▸ Your task
Line filter on the word "Neuron": copy each matching line from the entries.

▸ Extracted records
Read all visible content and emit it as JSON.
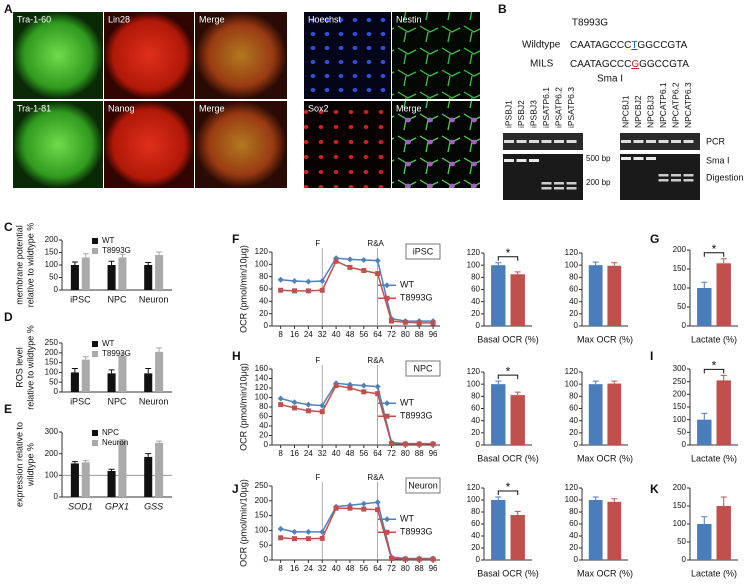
{
  "panel_a": {
    "letter": "A",
    "tiles": [
      "Tra-1-60",
      "Lin28",
      "Merge",
      "Hoechst",
      "Nestin",
      "Tra-1-81",
      "Nanog",
      "Merge",
      "Sox2",
      "Merge"
    ]
  },
  "panel_b": {
    "letter": "B",
    "mutation": "T8993G",
    "wildtype": {
      "label": "Wildtype",
      "seq_pre": "CAATAGCCC",
      "seq_base": "T",
      "seq_post": "GGCCGTA"
    },
    "mils": {
      "label": "MILS",
      "seq_pre": "CAATAGCCC",
      "seq_base": "G",
      "seq_post": "GGCCGTA"
    },
    "enzyme": "Sma I",
    "lanes_left": [
      "iPSBJ1",
      "iPSBJ2",
      "iPSBJ3",
      "iPSATP6.1",
      "iPSATP6.2",
      "iPSATP6.3"
    ],
    "lanes_right": [
      "NPCBJ1",
      "NPCBJ2",
      "NPCBJ3",
      "NPCATP6.1",
      "NPCATP6.2",
      "NPCATP6.3"
    ],
    "pcr": "PCR",
    "digestion": [
      "Sma I",
      "Digestion"
    ],
    "bp500": "500 bp",
    "bp200": "200 bp"
  },
  "chart_data": [
    {
      "type": "bar",
      "panel": "C",
      "ylabel": [
        "membrane potential",
        "relative to wildtype  %"
      ],
      "categories": [
        "iPSC",
        "NPC",
        "Neuron"
      ],
      "series": [
        {
          "name": "WT",
          "color": "#111111",
          "values": [
            100,
            100,
            100
          ],
          "errors": [
            12,
            15,
            10
          ]
        },
        {
          "name": "T8993G",
          "color": "#aaaaaa",
          "values": [
            130,
            130,
            140
          ],
          "errors": [
            15,
            13,
            12
          ]
        }
      ],
      "ylim": [
        0,
        200
      ],
      "yticks": [
        0,
        50,
        100,
        150,
        200
      ],
      "legend": "top-left"
    },
    {
      "type": "bar",
      "panel": "D",
      "ylabel": [
        "ROS level",
        "relative to wildtype  %"
      ],
      "categories": [
        "iPSC",
        "NPC",
        "Neuron"
      ],
      "series": [
        {
          "name": "WT",
          "color": "#111111",
          "values": [
            100,
            95,
            95
          ],
          "errors": [
            20,
            18,
            25
          ]
        },
        {
          "name": "T8993G",
          "color": "#aaaaaa",
          "values": [
            165,
            185,
            205
          ],
          "errors": [
            15,
            13,
            20
          ]
        }
      ],
      "ylim": [
        0,
        250
      ],
      "yticks": [
        0,
        50,
        100,
        150,
        200,
        250
      ],
      "legend": "top-left"
    },
    {
      "type": "bar",
      "panel": "E",
      "ylabel": [
        "expression relative to",
        "wildtype %"
      ],
      "categories": [
        "SOD1",
        "GPX1",
        "GSS"
      ],
      "italic_categories": true,
      "series": [
        {
          "name": "NPC",
          "color": "#111111",
          "values": [
            155,
            120,
            185
          ],
          "errors": [
            8,
            8,
            15
          ]
        },
        {
          "name": "Neuron",
          "color": "#aaaaaa",
          "values": [
            160,
            260,
            250
          ],
          "errors": [
            8,
            5,
            8
          ]
        }
      ],
      "ylim": [
        0,
        300
      ],
      "yticks": [
        0,
        100,
        200,
        300
      ],
      "refline": 100,
      "legend": "top-left"
    },
    {
      "type": "line",
      "panel": "F",
      "ylabel": "OCR (pmol/min/10μg)",
      "cell": "iPSC",
      "x": [
        8,
        16,
        24,
        32,
        40,
        48,
        56,
        64,
        72,
        80,
        88,
        96
      ],
      "series": [
        {
          "name": "WT",
          "color": "#4f81bd",
          "values": [
            75,
            73,
            72,
            73,
            110,
            108,
            107,
            106,
            12,
            8,
            8,
            8
          ]
        },
        {
          "name": "T8993G",
          "color": "#c0504d",
          "values": [
            58,
            57,
            57,
            58,
            105,
            95,
            90,
            85,
            8,
            6,
            5,
            5
          ]
        }
      ],
      "markers": [
        {
          "x": 32,
          "label": "F"
        },
        {
          "x": 64,
          "label": "R&A"
        }
      ],
      "xlim": [
        3,
        100
      ],
      "xticks": [
        8,
        16,
        24,
        32,
        40,
        48,
        56,
        64,
        72,
        80,
        88,
        96
      ],
      "ylim": [
        0,
        120
      ],
      "yticks": [
        0,
        20,
        40,
        60,
        80,
        100,
        120
      ]
    },
    {
      "type": "bar",
      "categories": [
        "Basal OCR (%)"
      ],
      "series": [
        {
          "name": "WT",
          "color": "#4a7ebb",
          "values": [
            100
          ],
          "errors": [
            4
          ]
        },
        {
          "name": "T8993G",
          "color": "#c0504d",
          "values": [
            85
          ],
          "errors": [
            4
          ]
        }
      ],
      "ylim": [
        0,
        120
      ],
      "yticks": [
        0,
        20,
        40,
        60,
        80,
        100,
        120
      ],
      "annotation": "*"
    },
    {
      "type": "bar",
      "categories": [
        "Max OCR (%)"
      ],
      "series": [
        {
          "name": "WT",
          "color": "#4a7ebb",
          "values": [
            100
          ],
          "errors": [
            5
          ]
        },
        {
          "name": "T8993G",
          "color": "#c0504d",
          "values": [
            99
          ],
          "errors": [
            5
          ]
        }
      ],
      "ylim": [
        0,
        120
      ],
      "yticks": [
        0,
        20,
        40,
        60,
        80,
        100,
        120
      ]
    },
    {
      "type": "bar",
      "panel": "G",
      "categories": [
        "Lactate (%)"
      ],
      "series": [
        {
          "name": "WT",
          "color": "#4a7ebb",
          "values": [
            100
          ],
          "errors": [
            15
          ]
        },
        {
          "name": "T8993G",
          "color": "#c0504d",
          "values": [
            165
          ],
          "errors": [
            12
          ]
        }
      ],
      "ylim": [
        0,
        200
      ],
      "yticks": [
        0,
        50,
        100,
        150,
        200
      ],
      "annotation": "*"
    },
    {
      "type": "line",
      "panel": "H",
      "ylabel": "OCR (pmol/min/10μg)",
      "cell": "NPC",
      "x": [
        8,
        16,
        24,
        32,
        40,
        48,
        56,
        64,
        72,
        80,
        88,
        96
      ],
      "series": [
        {
          "name": "WT",
          "color": "#4f81bd",
          "values": [
            98,
            90,
            85,
            83,
            130,
            127,
            125,
            123,
            5,
            3,
            3,
            3
          ]
        },
        {
          "name": "T8993G",
          "color": "#c0504d",
          "values": [
            85,
            78,
            72,
            70,
            125,
            120,
            112,
            108,
            3,
            2,
            2,
            2
          ]
        }
      ],
      "markers": [
        {
          "x": 32,
          "label": "F"
        },
        {
          "x": 64,
          "label": "R&A"
        }
      ],
      "xlim": [
        3,
        100
      ],
      "xticks": [
        8,
        16,
        24,
        32,
        40,
        48,
        56,
        64,
        72,
        80,
        88,
        96
      ],
      "ylim": [
        0,
        160
      ],
      "yticks": [
        0,
        20,
        40,
        60,
        80,
        100,
        120,
        140,
        160
      ]
    },
    {
      "type": "bar",
      "categories": [
        "Basal OCR (%)"
      ],
      "series": [
        {
          "name": "WT",
          "color": "#4a7ebb",
          "values": [
            100
          ],
          "errors": [
            5
          ]
        },
        {
          "name": "T8993G",
          "color": "#c0504d",
          "values": [
            82
          ],
          "errors": [
            5
          ]
        }
      ],
      "ylim": [
        0,
        120
      ],
      "yticks": [
        0,
        20,
        40,
        60,
        80,
        100,
        120
      ],
      "annotation": "*"
    },
    {
      "type": "bar",
      "categories": [
        "Max OCR (%)"
      ],
      "series": [
        {
          "name": "WT",
          "color": "#4a7ebb",
          "values": [
            100
          ],
          "errors": [
            5
          ]
        },
        {
          "name": "T8993G",
          "color": "#c0504d",
          "values": [
            101
          ],
          "errors": [
            4
          ]
        }
      ],
      "ylim": [
        0,
        120
      ],
      "yticks": [
        0,
        20,
        40,
        60,
        80,
        100,
        120
      ]
    },
    {
      "type": "bar",
      "panel": "I",
      "categories": [
        "Lactate (%)"
      ],
      "series": [
        {
          "name": "WT",
          "color": "#4a7ebb",
          "values": [
            100
          ],
          "errors": [
            25
          ]
        },
        {
          "name": "T8993G",
          "color": "#c0504d",
          "values": [
            255
          ],
          "errors": [
            20
          ]
        }
      ],
      "ylim": [
        0,
        300
      ],
      "yticks": [
        0,
        50,
        100,
        150,
        200,
        250,
        300
      ],
      "annotation": "*"
    },
    {
      "type": "line",
      "panel": "J",
      "ylabel": "OCR (pmol/min/10μg)",
      "cell": "Neuron",
      "x": [
        8,
        16,
        24,
        32,
        40,
        48,
        56,
        64,
        72,
        80,
        88,
        96
      ],
      "series": [
        {
          "name": "WT",
          "color": "#4f81bd",
          "values": [
            105,
            95,
            95,
            95,
            180,
            185,
            190,
            195,
            10,
            5,
            5,
            5
          ]
        },
        {
          "name": "T8993G",
          "color": "#c0504d",
          "values": [
            75,
            72,
            72,
            73,
            175,
            175,
            172,
            170,
            5,
            3,
            3,
            3
          ]
        }
      ],
      "markers": [
        {
          "x": 32,
          "label": "F"
        },
        {
          "x": 64,
          "label": "R&A"
        }
      ],
      "xlim": [
        3,
        100
      ],
      "xticks": [
        8,
        16,
        24,
        32,
        40,
        48,
        56,
        64,
        72,
        80,
        88,
        96
      ],
      "ylim": [
        0,
        250
      ],
      "yticks": [
        0,
        50,
        100,
        150,
        200,
        250
      ]
    },
    {
      "type": "bar",
      "categories": [
        "Basal OCR (%)"
      ],
      "series": [
        {
          "name": "WT",
          "color": "#4a7ebb",
          "values": [
            100
          ],
          "errors": [
            5
          ]
        },
        {
          "name": "T8993G",
          "color": "#c0504d",
          "values": [
            75
          ],
          "errors": [
            6
          ]
        }
      ],
      "ylim": [
        0,
        120
      ],
      "yticks": [
        0,
        20,
        40,
        60,
        80,
        100,
        120
      ],
      "annotation": "*"
    },
    {
      "type": "bar",
      "categories": [
        "Max OCR (%)"
      ],
      "series": [
        {
          "name": "WT",
          "color": "#4a7ebb",
          "values": [
            100
          ],
          "errors": [
            5
          ]
        },
        {
          "name": "T8993G",
          "color": "#c0504d",
          "values": [
            97
          ],
          "errors": [
            5
          ]
        }
      ],
      "ylim": [
        0,
        120
      ],
      "yticks": [
        0,
        20,
        40,
        60,
        80,
        100,
        120
      ]
    },
    {
      "type": "bar",
      "panel": "K",
      "categories": [
        "Lactate (%)"
      ],
      "series": [
        {
          "name": "WT",
          "color": "#4a7ebb",
          "values": [
            100
          ],
          "errors": [
            20
          ]
        },
        {
          "name": "T8993G",
          "color": "#c0504d",
          "values": [
            150
          ],
          "errors": [
            25
          ]
        }
      ],
      "ylim": [
        0,
        200
      ],
      "yticks": [
        0,
        50,
        100,
        150,
        200
      ]
    }
  ]
}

▸ Written response
        "Neuron"
        "Neuron"
          "name": "Neuron",
      "cell": "Neuron",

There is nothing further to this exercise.